== Information given

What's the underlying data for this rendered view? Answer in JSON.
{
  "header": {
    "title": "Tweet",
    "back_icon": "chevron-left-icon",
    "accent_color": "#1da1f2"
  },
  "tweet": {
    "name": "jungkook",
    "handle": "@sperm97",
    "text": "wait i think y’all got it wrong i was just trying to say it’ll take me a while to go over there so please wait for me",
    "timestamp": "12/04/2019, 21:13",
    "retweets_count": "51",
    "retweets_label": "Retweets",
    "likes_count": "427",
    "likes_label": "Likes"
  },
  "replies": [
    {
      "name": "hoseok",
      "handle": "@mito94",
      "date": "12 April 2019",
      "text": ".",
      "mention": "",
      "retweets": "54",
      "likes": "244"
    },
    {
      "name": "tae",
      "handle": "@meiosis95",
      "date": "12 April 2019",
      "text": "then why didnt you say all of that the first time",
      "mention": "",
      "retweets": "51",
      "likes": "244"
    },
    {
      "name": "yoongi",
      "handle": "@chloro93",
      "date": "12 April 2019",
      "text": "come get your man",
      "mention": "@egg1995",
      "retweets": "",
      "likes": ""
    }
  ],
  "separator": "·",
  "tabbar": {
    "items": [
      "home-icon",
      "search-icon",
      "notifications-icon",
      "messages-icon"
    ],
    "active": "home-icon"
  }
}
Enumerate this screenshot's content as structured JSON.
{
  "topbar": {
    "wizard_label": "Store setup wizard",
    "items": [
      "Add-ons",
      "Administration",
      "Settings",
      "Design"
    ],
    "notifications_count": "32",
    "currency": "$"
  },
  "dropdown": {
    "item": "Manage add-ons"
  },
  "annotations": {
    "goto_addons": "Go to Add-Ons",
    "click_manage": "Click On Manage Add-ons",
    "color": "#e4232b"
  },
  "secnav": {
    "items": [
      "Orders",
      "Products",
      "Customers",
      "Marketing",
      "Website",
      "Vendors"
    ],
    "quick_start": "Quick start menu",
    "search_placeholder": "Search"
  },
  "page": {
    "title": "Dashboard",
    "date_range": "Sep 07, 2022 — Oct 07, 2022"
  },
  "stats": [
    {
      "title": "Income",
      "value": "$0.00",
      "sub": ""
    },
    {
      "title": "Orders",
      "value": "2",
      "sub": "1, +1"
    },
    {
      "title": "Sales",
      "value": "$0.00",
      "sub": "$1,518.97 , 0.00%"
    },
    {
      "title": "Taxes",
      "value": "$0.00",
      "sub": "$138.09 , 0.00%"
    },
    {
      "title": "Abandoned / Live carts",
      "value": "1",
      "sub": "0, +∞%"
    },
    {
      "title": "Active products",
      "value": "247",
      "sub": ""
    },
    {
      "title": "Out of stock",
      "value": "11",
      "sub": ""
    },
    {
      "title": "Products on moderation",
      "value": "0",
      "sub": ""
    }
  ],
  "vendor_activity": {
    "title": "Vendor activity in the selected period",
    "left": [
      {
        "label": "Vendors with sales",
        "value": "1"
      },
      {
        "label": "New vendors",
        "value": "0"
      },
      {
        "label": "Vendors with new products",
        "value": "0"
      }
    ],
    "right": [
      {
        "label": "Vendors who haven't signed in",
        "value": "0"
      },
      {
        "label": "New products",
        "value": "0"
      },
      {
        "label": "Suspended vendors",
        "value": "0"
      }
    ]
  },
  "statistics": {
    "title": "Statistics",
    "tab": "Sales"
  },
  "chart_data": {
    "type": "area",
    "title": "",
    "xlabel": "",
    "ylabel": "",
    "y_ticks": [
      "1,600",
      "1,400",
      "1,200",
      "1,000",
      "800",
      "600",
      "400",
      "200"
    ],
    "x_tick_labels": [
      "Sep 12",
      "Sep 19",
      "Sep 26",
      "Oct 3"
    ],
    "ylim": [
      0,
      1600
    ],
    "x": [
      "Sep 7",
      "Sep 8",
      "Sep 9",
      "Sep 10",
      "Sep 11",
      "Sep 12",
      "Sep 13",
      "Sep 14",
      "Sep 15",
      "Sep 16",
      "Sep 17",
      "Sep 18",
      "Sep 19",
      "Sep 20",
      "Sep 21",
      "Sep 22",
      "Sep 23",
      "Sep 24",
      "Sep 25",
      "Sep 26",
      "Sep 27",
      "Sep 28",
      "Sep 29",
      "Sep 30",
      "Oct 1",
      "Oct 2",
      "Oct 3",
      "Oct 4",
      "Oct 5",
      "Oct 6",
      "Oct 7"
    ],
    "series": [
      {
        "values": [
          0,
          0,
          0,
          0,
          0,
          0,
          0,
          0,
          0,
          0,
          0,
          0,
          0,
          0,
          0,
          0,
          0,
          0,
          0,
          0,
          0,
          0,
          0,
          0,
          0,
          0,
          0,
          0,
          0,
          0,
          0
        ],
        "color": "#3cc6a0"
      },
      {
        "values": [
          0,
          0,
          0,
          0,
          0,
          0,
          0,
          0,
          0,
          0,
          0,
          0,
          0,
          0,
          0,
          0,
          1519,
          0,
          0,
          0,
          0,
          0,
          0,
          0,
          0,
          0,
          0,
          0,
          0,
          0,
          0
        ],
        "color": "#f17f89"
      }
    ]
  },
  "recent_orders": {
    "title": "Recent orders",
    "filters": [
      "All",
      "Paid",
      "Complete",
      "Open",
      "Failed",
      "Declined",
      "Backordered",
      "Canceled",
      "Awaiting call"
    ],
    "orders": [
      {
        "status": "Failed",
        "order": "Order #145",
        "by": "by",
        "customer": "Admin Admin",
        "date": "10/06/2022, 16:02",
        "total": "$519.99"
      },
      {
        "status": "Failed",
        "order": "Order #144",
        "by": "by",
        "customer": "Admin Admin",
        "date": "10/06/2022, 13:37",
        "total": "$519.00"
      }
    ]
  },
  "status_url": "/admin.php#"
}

====
== Information given

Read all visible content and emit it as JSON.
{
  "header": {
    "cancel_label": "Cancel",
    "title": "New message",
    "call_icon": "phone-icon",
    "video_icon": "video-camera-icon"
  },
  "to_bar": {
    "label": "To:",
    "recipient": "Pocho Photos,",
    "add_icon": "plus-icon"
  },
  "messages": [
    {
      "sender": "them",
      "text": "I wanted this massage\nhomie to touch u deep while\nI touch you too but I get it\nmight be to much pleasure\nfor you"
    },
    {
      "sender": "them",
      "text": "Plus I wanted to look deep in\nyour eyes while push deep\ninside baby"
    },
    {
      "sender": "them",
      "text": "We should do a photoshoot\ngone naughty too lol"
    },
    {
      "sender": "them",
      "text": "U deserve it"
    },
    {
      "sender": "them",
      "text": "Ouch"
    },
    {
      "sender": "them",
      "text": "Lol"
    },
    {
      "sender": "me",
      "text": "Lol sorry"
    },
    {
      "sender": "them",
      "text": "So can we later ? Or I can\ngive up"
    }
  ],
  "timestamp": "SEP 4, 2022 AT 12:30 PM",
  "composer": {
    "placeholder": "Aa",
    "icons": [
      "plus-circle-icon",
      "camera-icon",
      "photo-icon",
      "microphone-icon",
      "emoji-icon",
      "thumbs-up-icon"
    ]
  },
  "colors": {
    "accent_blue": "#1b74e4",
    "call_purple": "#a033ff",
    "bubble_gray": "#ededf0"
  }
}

====

*Your goal:* Collect each line holding the string "Manage".

*Output below:*
    "item": "Manage add-ons"
    "click_manage": "Click On Manage Add-ons",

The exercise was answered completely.